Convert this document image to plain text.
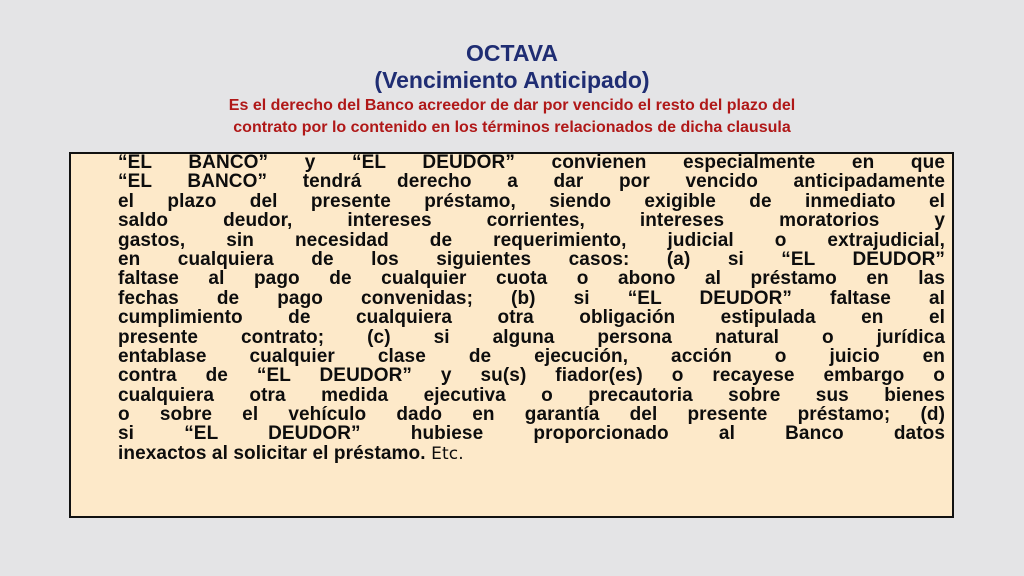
OCTAVA
(Vencimiento Anticipado)
Es el derecho del Banco acreedor de dar por vencido el resto del plazo del
contrato por lo contenido en los términos relacionados de dicha clausula
“EL BANCO” y “EL DEUDOR” convienen especialmente en que
“EL BANCO” tendrá derecho a dar por vencido anticipadamente
el plazo del presente préstamo, siendo exigible de inmediato el
saldo deudor, intereses corrientes, intereses moratorios y
gastos, sin necesidad de requerimiento, judicial o extrajudicial,
en cualquiera de los siguientes casos: (a) si “EL DEUDOR”
faltase al pago de cualquier cuota o abono al préstamo en las
fechas de pago convenidas; (b) si “EL DEUDOR” faltase al
cumplimiento de cualquiera otra obligación estipulada en el
presente contrato; (c) si alguna persona natural o jurídica
entablase cualquier clase de ejecución, acción o juicio en
contra de “EL DEUDOR” y su(s) fiador(es) o recayese embargo o
cualquiera otra medida ejecutiva o precautoria sobre sus bienes
o sobre el vehículo dado en garantía del presente préstamo; (d)
si “EL DEUDOR” hubiese proporcionado al Banco datos
inexactos al solicitar el préstamo. Etc.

====

--- Instructions for the task ---
Count the lines in the records above that contain the word "contrato", and give only the number.

--- Completed exercise ---
2